§ Exercise goal:
Transcribe each record below word for word.

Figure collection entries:
* begin *

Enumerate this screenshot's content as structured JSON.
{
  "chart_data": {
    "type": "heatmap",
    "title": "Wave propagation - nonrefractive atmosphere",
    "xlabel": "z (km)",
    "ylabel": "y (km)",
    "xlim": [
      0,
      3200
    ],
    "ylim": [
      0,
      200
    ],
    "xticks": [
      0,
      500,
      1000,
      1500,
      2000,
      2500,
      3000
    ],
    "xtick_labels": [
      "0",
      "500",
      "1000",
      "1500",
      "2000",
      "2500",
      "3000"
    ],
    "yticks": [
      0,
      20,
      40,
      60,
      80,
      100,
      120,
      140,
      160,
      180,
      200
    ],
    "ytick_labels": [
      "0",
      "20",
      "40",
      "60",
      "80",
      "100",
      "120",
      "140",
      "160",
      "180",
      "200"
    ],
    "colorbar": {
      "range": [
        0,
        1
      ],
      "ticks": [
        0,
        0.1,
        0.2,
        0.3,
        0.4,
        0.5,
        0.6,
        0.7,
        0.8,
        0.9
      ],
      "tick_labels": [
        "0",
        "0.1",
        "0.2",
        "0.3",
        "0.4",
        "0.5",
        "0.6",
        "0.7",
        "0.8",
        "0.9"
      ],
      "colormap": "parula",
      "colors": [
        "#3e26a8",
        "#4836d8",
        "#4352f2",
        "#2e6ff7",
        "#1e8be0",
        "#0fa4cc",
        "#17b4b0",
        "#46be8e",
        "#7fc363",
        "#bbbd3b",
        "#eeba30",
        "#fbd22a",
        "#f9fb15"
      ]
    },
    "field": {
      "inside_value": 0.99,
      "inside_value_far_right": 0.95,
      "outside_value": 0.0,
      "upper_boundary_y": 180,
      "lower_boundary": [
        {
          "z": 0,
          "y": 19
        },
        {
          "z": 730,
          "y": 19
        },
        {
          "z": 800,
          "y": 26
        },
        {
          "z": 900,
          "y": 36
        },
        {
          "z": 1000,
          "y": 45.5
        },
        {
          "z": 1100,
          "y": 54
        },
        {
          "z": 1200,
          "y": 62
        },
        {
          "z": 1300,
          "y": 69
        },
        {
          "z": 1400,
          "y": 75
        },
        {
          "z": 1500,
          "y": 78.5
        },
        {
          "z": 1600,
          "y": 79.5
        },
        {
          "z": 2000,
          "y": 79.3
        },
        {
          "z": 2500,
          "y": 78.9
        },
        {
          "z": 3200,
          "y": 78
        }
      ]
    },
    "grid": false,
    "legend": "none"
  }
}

* end *

§ Result for this exercise:
Enumerate this screenshot's content as structured JSON.
{
  "chart_data": {
    "type": "heatmap",
    "title": "Wave propagation - nonrefractive atmosphere",
    "xlabel": "z (km)",
    "ylabel": "y (km)",
    "xlim": [
      0,
      3200
    ],
    "ylim": [
      0,
      200
    ],
    "xticks": [
      0,
      500,
      1000,
      1500,
      2000,
      2500,
      3000
    ],
    "xtick_labels": [
      "0",
      "500",
      "1000",
      "1500",
      "2000",
      "2500",
      "3000"
    ],
    "yticks": [
      0,
      20,
      40,
      60,
      80,
      100,
      120,
      140,
      160,
      180,
      200
    ],
    "ytick_labels": [
      "0",
      "20",
      "40",
      "60",
      "80",
      "100",
      "120",
      "140",
      "160",
      "180",
      "200"
    ],
    "colorbar": {
      "range": [
        0,
        1
      ],
      "ticks": [
        0,
        0.1,
        0.2,
        0.3,
        0.4,
        0.5,
        0.6,
        0.7,
        0.8,
        0.9
      ],
      "tick_labels": [
        "0",
        "0.1",
        "0.2",
        "0.3",
        "0.4",
        "0.5",
        "0.6",
        "0.7",
        "0.8",
        "0.9"
      ],
      "colormap": "parula",
      "colors": [
        "#3e26a8",
        "#4836d8",
        "#4352f2",
        "#2e6ff7",
        "#1e8be0",
        "#0fa4cc",
        "#17b4b0",
        "#46be8e",
        "#7fc363",
        "#bbbd3b",
        "#eeba30",
        "#fbd22a",
        "#f9fb15"
      ]
    },
    "field": {
      "inside_value": 0.99,
      "inside_value_far_right": 0.95,
      "outside_value": 0.0,
      "upper_boundary_y": 180,
      "lower_boundary": [
        {
          "z": 0,
          "y": 19
        },
        {
          "z": 730,
          "y": 19
        },
        {
          "z": 800,
          "y": 26
        },
        {
          "z": 900,
          "y": 36
        },
        {
          "z": 1000,
          "y": 45.5
        },
        {
          "z": 1100,
          "y": 54
        },
        {
          "z": 1200,
          "y": 62
        },
        {
          "z": 1300,
          "y": 69
        },
        {
          "z": 1400,
          "y": 75
        },
        {
          "z": 1500,
          "y": 78.5
        },
        {
          "z": 1600,
          "y": 79.5
        },
        {
          "z": 2000,
          "y": 79.3
        },
        {
          "z": 2500,
          "y": 78.9
        },
        {
          "z": 3200,
          "y": 78
        }
      ]
    },
    "grid": false,
    "legend": "none"
  }
}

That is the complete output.